Problem to solve —
Write out all of the data without omission, exactly as shown.

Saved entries

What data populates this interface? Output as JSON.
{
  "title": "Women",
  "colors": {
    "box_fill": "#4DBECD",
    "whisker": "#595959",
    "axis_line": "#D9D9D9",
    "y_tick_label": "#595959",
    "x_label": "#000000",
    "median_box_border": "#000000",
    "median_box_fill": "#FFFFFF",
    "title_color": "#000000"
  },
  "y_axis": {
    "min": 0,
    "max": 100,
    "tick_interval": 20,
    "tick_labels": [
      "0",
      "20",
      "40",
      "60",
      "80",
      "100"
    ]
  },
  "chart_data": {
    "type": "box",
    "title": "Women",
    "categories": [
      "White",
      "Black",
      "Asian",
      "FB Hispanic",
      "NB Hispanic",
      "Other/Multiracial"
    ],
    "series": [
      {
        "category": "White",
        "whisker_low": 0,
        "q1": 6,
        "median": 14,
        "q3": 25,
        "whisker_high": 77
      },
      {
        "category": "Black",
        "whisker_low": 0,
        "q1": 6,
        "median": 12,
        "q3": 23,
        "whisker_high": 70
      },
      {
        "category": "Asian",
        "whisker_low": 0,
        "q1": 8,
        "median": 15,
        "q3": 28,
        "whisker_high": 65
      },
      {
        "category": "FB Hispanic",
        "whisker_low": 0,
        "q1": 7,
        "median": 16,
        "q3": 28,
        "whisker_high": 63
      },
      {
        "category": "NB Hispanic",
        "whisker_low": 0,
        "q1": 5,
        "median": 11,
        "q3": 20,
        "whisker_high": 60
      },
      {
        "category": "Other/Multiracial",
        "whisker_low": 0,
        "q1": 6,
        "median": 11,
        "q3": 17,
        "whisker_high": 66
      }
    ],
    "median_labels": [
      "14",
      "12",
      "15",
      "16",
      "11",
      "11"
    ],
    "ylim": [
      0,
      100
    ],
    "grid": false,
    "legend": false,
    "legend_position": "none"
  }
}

Result below —
What data populates this interface? Output as JSON.
{
  "title": "Women",
  "colors": {
    "box_fill": "#4DBECD",
    "whisker": "#595959",
    "axis_line": "#D9D9D9",
    "y_tick_label": "#595959",
    "x_label": "#000000",
    "median_box_border": "#000000",
    "median_box_fill": "#FFFFFF",
    "title_color": "#000000"
  },
  "y_axis": {
    "min": 0,
    "max": 100,
    "tick_interval": 20,
    "tick_labels": [
      "0",
      "20",
      "40",
      "60",
      "80",
      "100"
    ]
  },
  "chart_data": {
    "type": "box",
    "title": "Women",
    "categories": [
      "White",
      "Black",
      "Asian",
      "FB Hispanic",
      "NB Hispanic",
      "Other/Multiracial"
    ],
    "series": [
      {
        "category": "White",
        "whisker_low": 0,
        "q1": 6,
        "median": 14,
        "q3": 25,
        "whisker_high": 77
      },
      {
        "category": "Black",
        "whisker_low": 0,
        "q1": 6,
        "median": 12,
        "q3": 23,
        "whisker_high": 70
      },
      {
        "category": "Asian",
        "whisker_low": 0,
        "q1": 8,
        "median": 15,
        "q3": 28,
        "whisker_high": 65
      },
      {
        "category": "FB Hispanic",
        "whisker_low": 0,
        "q1": 7,
        "median": 16,
        "q3": 28,
        "whisker_high": 63
      },
      {
        "category": "NB Hispanic",
        "whisker_low": 0,
        "q1": 5,
        "median": 11,
        "q3": 20,
        "whisker_high": 60
      },
      {
        "category": "Other/Multiracial",
        "whisker_low": 0,
        "q1": 6,
        "median": 11,
        "q3": 17,
        "whisker_high": 66
      }
    ],
    "median_labels": [
      "14",
      "12",
      "15",
      "16",
      "11",
      "11"
    ],
    "ylim": [
      0,
      100
    ],
    "grid": false,
    "legend": false,
    "legend_position": "none"
  }
}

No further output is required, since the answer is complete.